EXERCISE PROMPT.
Repeat the records exactly. Every line must match.
▬▬▬▬▬▬▬▬▬▬
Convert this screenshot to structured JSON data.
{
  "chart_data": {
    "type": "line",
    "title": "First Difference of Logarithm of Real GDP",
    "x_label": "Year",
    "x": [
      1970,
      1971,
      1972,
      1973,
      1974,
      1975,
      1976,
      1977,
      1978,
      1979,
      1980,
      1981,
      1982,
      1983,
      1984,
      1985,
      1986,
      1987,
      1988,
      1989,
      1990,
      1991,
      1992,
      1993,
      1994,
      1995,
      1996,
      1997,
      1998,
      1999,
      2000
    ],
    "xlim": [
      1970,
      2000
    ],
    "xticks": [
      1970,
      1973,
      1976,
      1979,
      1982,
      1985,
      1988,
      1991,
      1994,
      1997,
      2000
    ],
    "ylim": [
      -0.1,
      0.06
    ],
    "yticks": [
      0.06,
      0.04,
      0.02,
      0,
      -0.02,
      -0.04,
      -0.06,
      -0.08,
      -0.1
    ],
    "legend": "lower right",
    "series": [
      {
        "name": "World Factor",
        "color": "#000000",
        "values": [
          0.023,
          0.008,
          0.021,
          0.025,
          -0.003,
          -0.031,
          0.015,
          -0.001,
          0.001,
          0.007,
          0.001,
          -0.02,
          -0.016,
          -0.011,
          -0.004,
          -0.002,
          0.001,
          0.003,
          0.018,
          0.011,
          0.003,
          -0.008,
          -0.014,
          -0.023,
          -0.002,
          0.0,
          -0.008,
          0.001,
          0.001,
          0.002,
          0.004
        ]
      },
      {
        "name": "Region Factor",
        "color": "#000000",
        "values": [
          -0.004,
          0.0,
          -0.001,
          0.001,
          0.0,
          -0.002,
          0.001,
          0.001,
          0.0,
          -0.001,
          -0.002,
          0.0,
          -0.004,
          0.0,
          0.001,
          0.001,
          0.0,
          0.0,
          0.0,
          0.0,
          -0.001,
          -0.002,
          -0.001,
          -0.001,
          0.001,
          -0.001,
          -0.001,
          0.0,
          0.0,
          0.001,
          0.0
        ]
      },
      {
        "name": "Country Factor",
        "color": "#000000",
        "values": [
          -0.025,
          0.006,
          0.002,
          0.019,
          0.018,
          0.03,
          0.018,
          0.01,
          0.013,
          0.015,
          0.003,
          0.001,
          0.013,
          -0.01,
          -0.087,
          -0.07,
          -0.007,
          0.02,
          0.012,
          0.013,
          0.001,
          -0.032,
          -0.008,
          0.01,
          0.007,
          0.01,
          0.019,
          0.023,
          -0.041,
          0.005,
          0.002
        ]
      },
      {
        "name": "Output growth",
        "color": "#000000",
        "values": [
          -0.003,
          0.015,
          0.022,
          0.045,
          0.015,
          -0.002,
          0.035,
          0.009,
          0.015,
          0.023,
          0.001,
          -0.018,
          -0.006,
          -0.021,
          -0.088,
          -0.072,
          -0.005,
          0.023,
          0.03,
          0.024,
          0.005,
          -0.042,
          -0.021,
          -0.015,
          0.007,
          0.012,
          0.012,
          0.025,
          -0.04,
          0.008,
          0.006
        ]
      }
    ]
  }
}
▬▬▬▬▬▬▬▬▬▬
RESULT BELOW.
Convert this screenshot to structured JSON data.
{
  "chart_data": {
    "type": "line",
    "title": "First Difference of Logarithm of Real GDP",
    "x_label": "Year",
    "x": [
      1970,
      1971,
      1972,
      1973,
      1974,
      1975,
      1976,
      1977,
      1978,
      1979,
      1980,
      1981,
      1982,
      1983,
      1984,
      1985,
      1986,
      1987,
      1988,
      1989,
      1990,
      1991,
      1992,
      1993,
      1994,
      1995,
      1996,
      1997,
      1998,
      1999,
      2000
    ],
    "xlim": [
      1970,
      2000
    ],
    "xticks": [
      1970,
      1973,
      1976,
      1979,
      1982,
      1985,
      1988,
      1991,
      1994,
      1997,
      2000
    ],
    "ylim": [
      -0.1,
      0.06
    ],
    "yticks": [
      0.06,
      0.04,
      0.02,
      0,
      -0.02,
      -0.04,
      -0.06,
      -0.08,
      -0.1
    ],
    "legend": "lower right",
    "series": [
      {
        "name": "World Factor",
        "color": "#000000",
        "values": [
          0.023,
          0.008,
          0.021,
          0.025,
          -0.003,
          -0.031,
          0.015,
          -0.001,
          0.001,
          0.007,
          0.001,
          -0.02,
          -0.016,
          -0.011,
          -0.004,
          -0.002,
          0.001,
          0.003,
          0.018,
          0.011,
          0.003,
          -0.008,
          -0.014,
          -0.023,
          -0.002,
          0.0,
          -0.008,
          0.001,
          0.001,
          0.002,
          0.004
        ]
      },
      {
        "name": "Region Factor",
        "color": "#000000",
        "values": [
          -0.004,
          0.0,
          -0.001,
          0.001,
          0.0,
          -0.002,
          0.001,
          0.001,
          0.0,
          -0.001,
          -0.002,
          0.0,
          -0.004,
          0.0,
          0.001,
          0.001,
          0.0,
          0.0,
          0.0,
          0.0,
          -0.001,
          -0.002,
          -0.001,
          -0.001,
          0.001,
          -0.001,
          -0.001,
          0.0,
          0.0,
          0.001,
          0.0
        ]
      },
      {
        "name": "Country Factor",
        "color": "#000000",
        "values": [
          -0.025,
          0.006,
          0.002,
          0.019,
          0.018,
          0.03,
          0.018,
          0.01,
          0.013,
          0.015,
          0.003,
          0.001,
          0.013,
          -0.01,
          -0.087,
          -0.07,
          -0.007,
          0.02,
          0.012,
          0.013,
          0.001,
          -0.032,
          -0.008,
          0.01,
          0.007,
          0.01,
          0.019,
          0.023,
          -0.041,
          0.005,
          0.002
        ]
      },
      {
        "name": "Output growth",
        "color": "#000000",
        "values": [
          -0.003,
          0.015,
          0.022,
          0.045,
          0.015,
          -0.002,
          0.035,
          0.009,
          0.015,
          0.023,
          0.001,
          -0.018,
          -0.006,
          -0.021,
          -0.088,
          -0.072,
          -0.005,
          0.023,
          0.03,
          0.024,
          0.005,
          -0.042,
          -0.021,
          -0.015,
          0.007,
          0.012,
          0.012,
          0.025,
          -0.04,
          0.008,
          0.006
        ]
      }
    ]
  }
}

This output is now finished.